### PROBLEM REQUIREMENTS
Give back each entry unchanged, minus pictures.

### INFORMATION SUPPLIED
— BEGIN —
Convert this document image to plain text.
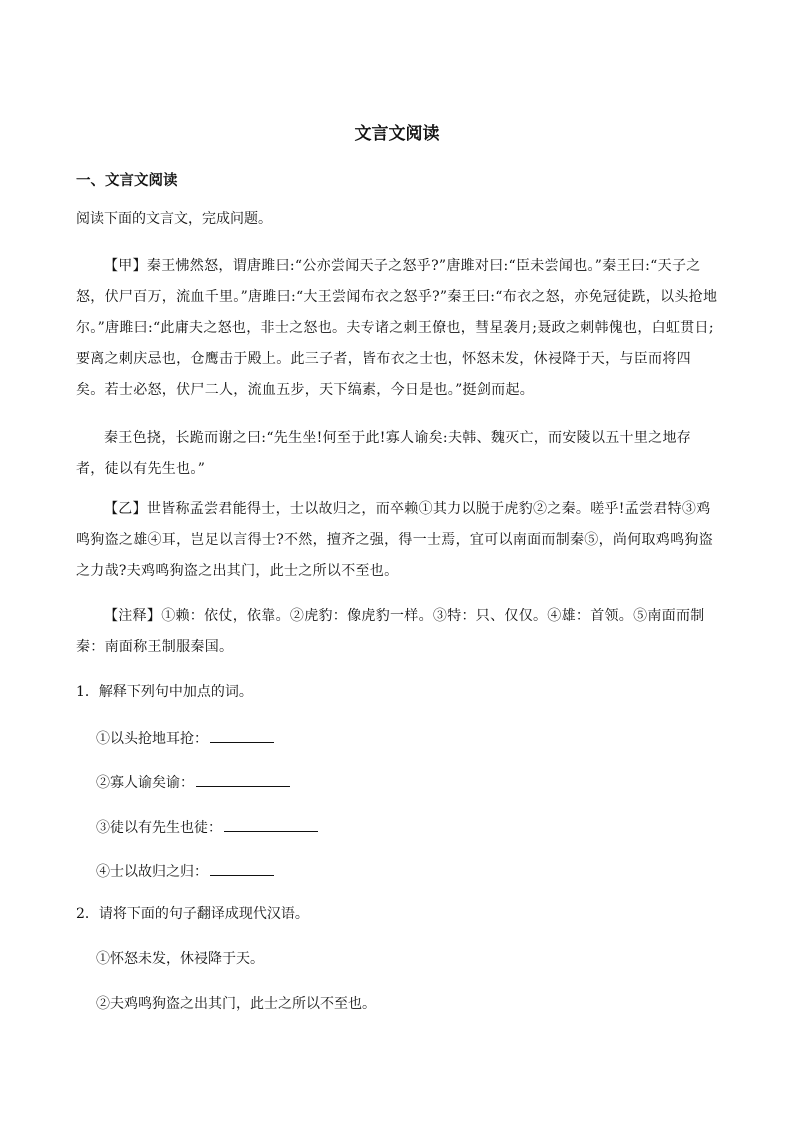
文言文阅读
一、文言文阅读

阅读下面的文言文，完成问题。

【甲】秦王怫然怒，谓唐雎曰:“公亦尝闻天子之怒乎?”唐雎对曰:“臣未尝闻也。”秦王曰:“天子之怒，伏尸百万，流血千里。”唐雎曰:“大王尝闻布衣之怒乎?”秦王曰:“布衣之怒，亦免冠徒跣，以头抢地尔。”唐雎曰:“此庸夫之怒也，非士之怒也。夫专诸之刺王僚也，彗星袭月;聂政之刺韩傀也，白虹贯日;要离之刺庆忌也，仓鹰击于殿上。此三子者，皆布衣之士也，怀怒未发，休祲降于天，与臣而将四矣。若士必怒，伏尸二人，流血五步，天下缟素，今日是也。”挺剑而起。

秦王色挠，长跪而谢之曰:“先生坐!何至于此!寡人谕矣:夫韩、魏灭亡，而安陵以五十里之地存者，徒以有先生也。”

【乙】世皆称孟尝君能得士，士以故归之，而卒赖①其力以脱于虎豹②之秦。嗟乎!孟尝君特③鸡鸣狗盗之雄④耳，岂足以言得士?不然，擅齐之强，得一士焉，宜可以南面而制秦⑤，尚何取鸡鸣狗盗之力哉?夫鸡鸣狗盗之出其门，此士之所以不至也。

【注释】①赖：依仗，依靠。②虎豹：像虎豹一样。③特：只、仅仅。④雄：首领。⑤南面而制秦：南面称王制服秦国。

1．解释下列句中加点的词。

①以头抢地耳抢：

②寡人谕矣谕：

③徒以有先生也徒：

④士以故归之归：

2．请将下面的句子翻译成现代汉语。

①怀怒未发，休祲降于天。

②夫鸡鸣狗盗之出其门，此士之所以不至也。
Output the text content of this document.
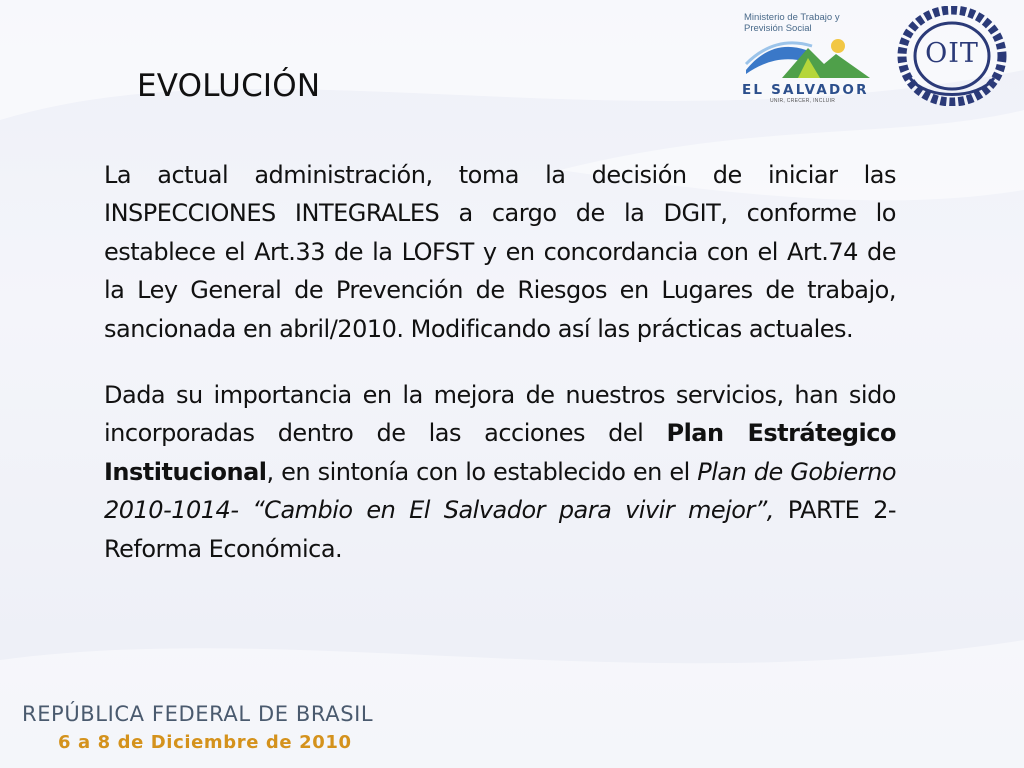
EVOLUCIÓN

La actual administración, toma la decisión de iniciar las INSPECCIONES INTEGRALES a cargo de la DGIT, conforme lo establece el Art.33 de la LOFST y en concordancia con el Art.74 de la Ley General de Prevención de Riesgos en Lugares de trabajo, sancionada en abril/2010. Modificando así las prácticas actuales.

Dada su importancia en la mejora de nuestros servicios, han sido incorporadas dentro de las acciones del Plan Estrátegico Institucional, en sintonía con lo establecido en el Plan de Gobierno 2010-1014- “Cambio en El Salvador para vivir mejor”, PARTE 2-Reforma Económica.

Ministerio de Trabajo y Previsión Social
EL SALVADOR
UNIR, CRECER, INCLUIR
OIT
REPÚBLICA FEDERAL DE BRASIL
6 a 8 de Diciembre de 2010
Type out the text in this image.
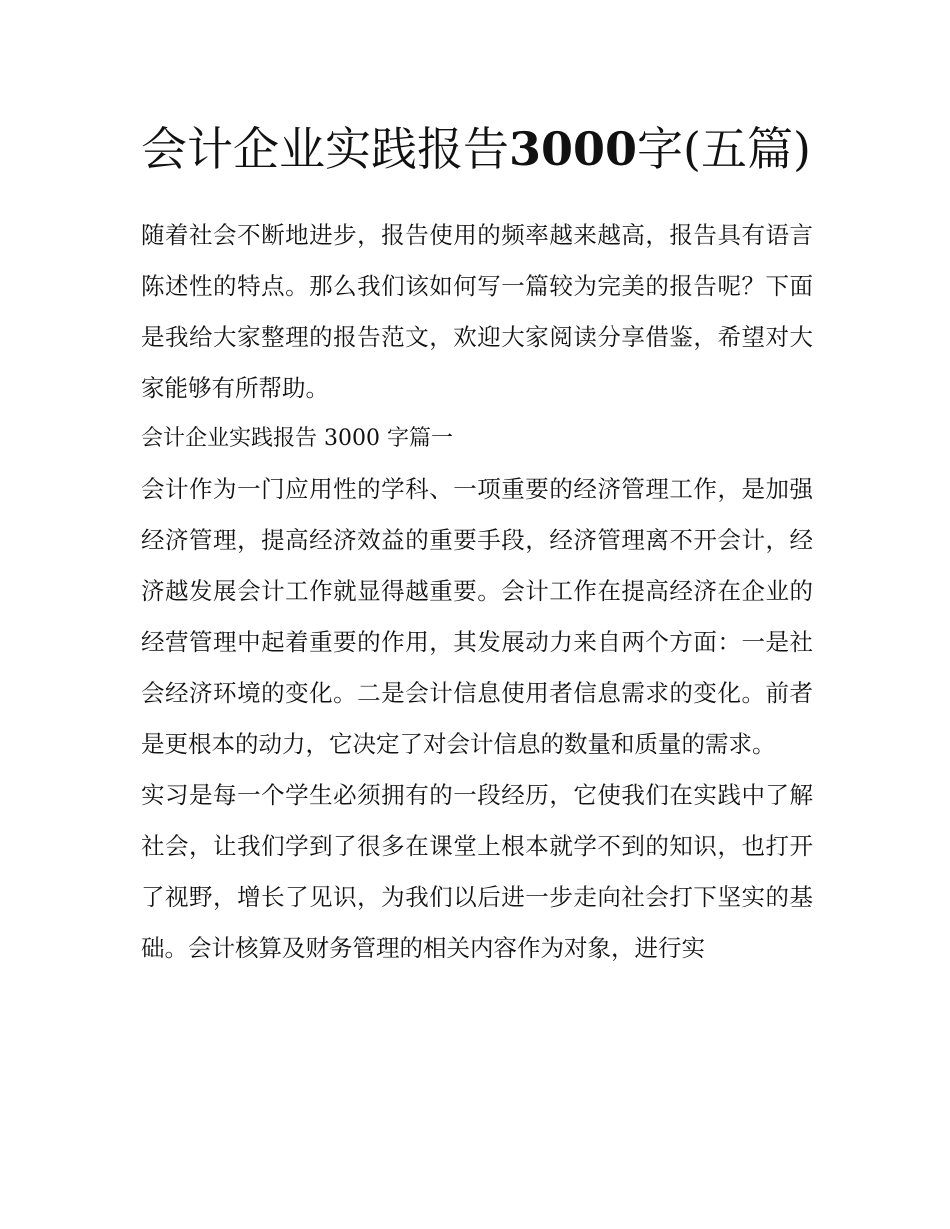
会计企业实践报告3000字(五篇)

随着社会不断地进步，报告使用的频率越来越高，报告具有语言陈述性的特点。那么我们该如何写一篇较为完美的报告呢？下面是我给大家整理的报告范文，欢迎大家阅读分享借鉴，希望对大家能够有所帮助。

会计企业实践报告 3000 字篇一

会计作为一门应用性的学科、一项重要的经济管理工作，是加强经济管理，提高经济效益的重要手段，经济管理离不开会计，经济越发展会计工作就显得越重要。会计工作在提高经济在企业的经营管理中起着重要的作用，其发展动力来自两个方面：一是社会经济环境的变化。二是会计信息使用者信息需求的变化。前者是更根本的动力，它决定了对会计信息的数量和质量的需求。

实习是每一个学生必须拥有的一段经历，它使我们在实践中了解社会，让我们学到了很多在课堂上根本就学不到的知识，也打开了视野，增长了见识，为我们以后进一步走向社会打下坚实的基础。会计核算及财务管理的相关内容作为对象，进行实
— END —
### OUTPUT FOR THIS TASK
Convert this document image to plain text.
文言文阅读
一、文言文阅读

阅读下面的文言文，完成问题。

【甲】秦王怫然怒，谓唐雎曰:“公亦尝闻天子之怒乎?”唐雎对曰:“臣未尝闻也。”秦王曰:“天子之怒，伏尸百万，流血千里。”唐雎曰:“大王尝闻布衣之怒乎?”秦王曰:“布衣之怒，亦免冠徒跣，以头抢地尔。”唐雎曰:“此庸夫之怒也，非士之怒也。夫专诸之刺王僚也，彗星袭月;聂政之刺韩傀也，白虹贯日;要离之刺庆忌也，仓鹰击于殿上。此三子者，皆布衣之士也，怀怒未发，休祲降于天，与臣而将四矣。若士必怒，伏尸二人，流血五步，天下缟素，今日是也。”挺剑而起。

秦王色挠，长跪而谢之曰:“先生坐!何至于此!寡人谕矣:夫韩、魏灭亡，而安陵以五十里之地存者，徒以有先生也。”

【乙】世皆称孟尝君能得士，士以故归之，而卒赖①其力以脱于虎豹②之秦。嗟乎!孟尝君特③鸡鸣狗盗之雄④耳，岂足以言得士?不然，擅齐之强，得一士焉，宜可以南面而制秦⑤，尚何取鸡鸣狗盗之力哉?夫鸡鸣狗盗之出其门，此士之所以不至也。

【注释】①赖：依仗，依靠。②虎豹：像虎豹一样。③特：只、仅仅。④雄：首领。⑤南面而制秦：南面称王制服秦国。

1．解释下列句中加点的词。

①以头抢地耳抢：

②寡人谕矣谕：

③徒以有先生也徒：

④士以故归之归：

2．请将下面的句子翻译成现代汉语。

①怀怒未发，休祲降于天。

②夫鸡鸣狗盗之出其门，此士之所以不至也。
Output the text content of this document.
EVOLUCIÓN

La actual administración, toma la decisión de iniciar las INSPECCIONES INTEGRALES a cargo de la DGIT, conforme lo establece el Art.33 de la LOFST y en concordancia con el Art.74 de la Ley General de Prevención de Riesgos en Lugares de trabajo, sancionada en abril/2010. Modificando así las prácticas actuales.

Dada su importancia en la mejora de nuestros servicios, han sido incorporadas dentro de las acciones del Plan Estrátegico Institucional, en sintonía con lo establecido en el Plan de Gobierno 2010-1014- “Cambio en El Salvador para vivir mejor”, PARTE 2-Reforma Económica.

Ministerio de Trabajo y Previsión Social
EL SALVADOR
UNIR, CRECER, INCLUIR
OIT
REPÚBLICA FEDERAL DE BRASIL
6 a 8 de Diciembre de 2010
Type out the text in this image.
会计企业实践报告3000字(五篇)

随着社会不断地进步，报告使用的频率越来越高，报告具有语言陈述性的特点。那么我们该如何写一篇较为完美的报告呢？下面是我给大家整理的报告范文，欢迎大家阅读分享借鉴，希望对大家能够有所帮助。

会计企业实践报告 3000 字篇一

会计作为一门应用性的学科、一项重要的经济管理工作，是加强经济管理，提高经济效益的重要手段，经济管理离不开会计，经济越发展会计工作就显得越重要。会计工作在提高经济在企业的经营管理中起着重要的作用，其发展动力来自两个方面：一是社会经济环境的变化。二是会计信息使用者信息需求的变化。前者是更根本的动力，它决定了对会计信息的数量和质量的需求。

实习是每一个学生必须拥有的一段经历，它使我们在实践中了解社会，让我们学到了很多在课堂上根本就学不到的知识，也打开了视野，增长了见识，为我们以后进一步走向社会打下坚实的基础。会计核算及财务管理的相关内容作为对象，进行实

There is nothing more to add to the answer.